[Excerpted records start]
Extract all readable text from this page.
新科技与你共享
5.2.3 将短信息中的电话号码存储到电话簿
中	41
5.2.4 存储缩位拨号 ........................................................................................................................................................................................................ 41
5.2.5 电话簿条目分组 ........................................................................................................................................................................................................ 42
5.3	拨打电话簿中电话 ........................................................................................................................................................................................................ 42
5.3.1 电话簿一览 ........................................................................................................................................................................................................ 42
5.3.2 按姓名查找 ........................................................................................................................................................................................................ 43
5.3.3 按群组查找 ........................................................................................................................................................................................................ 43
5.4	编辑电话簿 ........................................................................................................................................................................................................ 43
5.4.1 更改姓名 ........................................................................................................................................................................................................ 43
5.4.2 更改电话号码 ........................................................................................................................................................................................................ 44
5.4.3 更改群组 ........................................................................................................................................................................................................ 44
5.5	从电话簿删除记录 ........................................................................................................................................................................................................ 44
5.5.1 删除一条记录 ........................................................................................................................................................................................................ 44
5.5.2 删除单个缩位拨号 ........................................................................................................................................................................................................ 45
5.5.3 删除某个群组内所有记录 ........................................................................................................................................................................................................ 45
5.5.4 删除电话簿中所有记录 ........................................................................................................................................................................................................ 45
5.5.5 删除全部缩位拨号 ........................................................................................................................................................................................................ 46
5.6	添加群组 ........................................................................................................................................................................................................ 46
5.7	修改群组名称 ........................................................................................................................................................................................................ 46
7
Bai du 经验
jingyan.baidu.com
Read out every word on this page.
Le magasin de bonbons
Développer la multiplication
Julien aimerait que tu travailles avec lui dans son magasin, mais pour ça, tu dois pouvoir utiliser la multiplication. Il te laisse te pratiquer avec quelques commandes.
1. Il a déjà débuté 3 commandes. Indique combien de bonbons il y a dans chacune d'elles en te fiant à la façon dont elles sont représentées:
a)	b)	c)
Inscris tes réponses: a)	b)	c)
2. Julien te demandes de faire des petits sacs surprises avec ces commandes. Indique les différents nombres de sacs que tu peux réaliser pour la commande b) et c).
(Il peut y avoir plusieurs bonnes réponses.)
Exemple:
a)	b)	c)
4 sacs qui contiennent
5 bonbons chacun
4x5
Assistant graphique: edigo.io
[Excerpted records end]
§ Exercise description
Copy all of the data exactly.

§ Answer to the exercise
Extract all readable text from this page.
新科技与你共享
5.2.3 将短信息中的电话号码存储到电话簿
中	41
5.2.4 存储缩位拨号 ........................................................................................................................................................................................................ 41
5.2.5 电话簿条目分组 ........................................................................................................................................................................................................ 42
5.3	拨打电话簿中电话 ........................................................................................................................................................................................................ 42
5.3.1 电话簿一览 ........................................................................................................................................................................................................ 42
5.3.2 按姓名查找 ........................................................................................................................................................................................................ 43
5.3.3 按群组查找 ........................................................................................................................................................................................................ 43
5.4	编辑电话簿 ........................................................................................................................................................................................................ 43
5.4.1 更改姓名 ........................................................................................................................................................................................................ 43
5.4.2 更改电话号码 ........................................................................................................................................................................................................ 44
5.4.3 更改群组 ........................................................................................................................................................................................................ 44
5.5	从电话簿删除记录 ........................................................................................................................................................................................................ 44
5.5.1 删除一条记录 ........................................................................................................................................................................................................ 44
5.5.2 删除单个缩位拨号 ........................................................................................................................................................................................................ 45
5.5.3 删除某个群组内所有记录 ........................................................................................................................................................................................................ 45
5.5.4 删除电话簿中所有记录 ........................................................................................................................................................................................................ 45
5.5.5 删除全部缩位拨号 ........................................................................................................................................................................................................ 46
5.6	添加群组 ........................................................................................................................................................................................................ 46
5.7	修改群组名称 ........................................................................................................................................................................................................ 46
7
Bai du 经验
jingyan.baidu.com
Read out every word on this page.
Le magasin de bonbons
Développer la multiplication
Julien aimerait que tu travailles avec lui dans son magasin, mais pour ça, tu dois pouvoir utiliser la multiplication. Il te laisse te pratiquer avec quelques commandes.
1. Il a déjà débuté 3 commandes. Indique combien de bonbons il y a dans chacune d'elles en te fiant à la façon dont elles sont représentées:
a)	b)	c)
Inscris tes réponses: a)	b)	c)
2. Julien te demandes de faire des petits sacs surprises avec ces commandes. Indique les différents nombres de sacs que tu peux réaliser pour la commande b) et c).
(Il peut y avoir plusieurs bonnes réponses.)
Exemple:
a)	b)	c)
4 sacs qui contiennent
5 bonbons chacun
4x5
Assistant graphique: edigo.io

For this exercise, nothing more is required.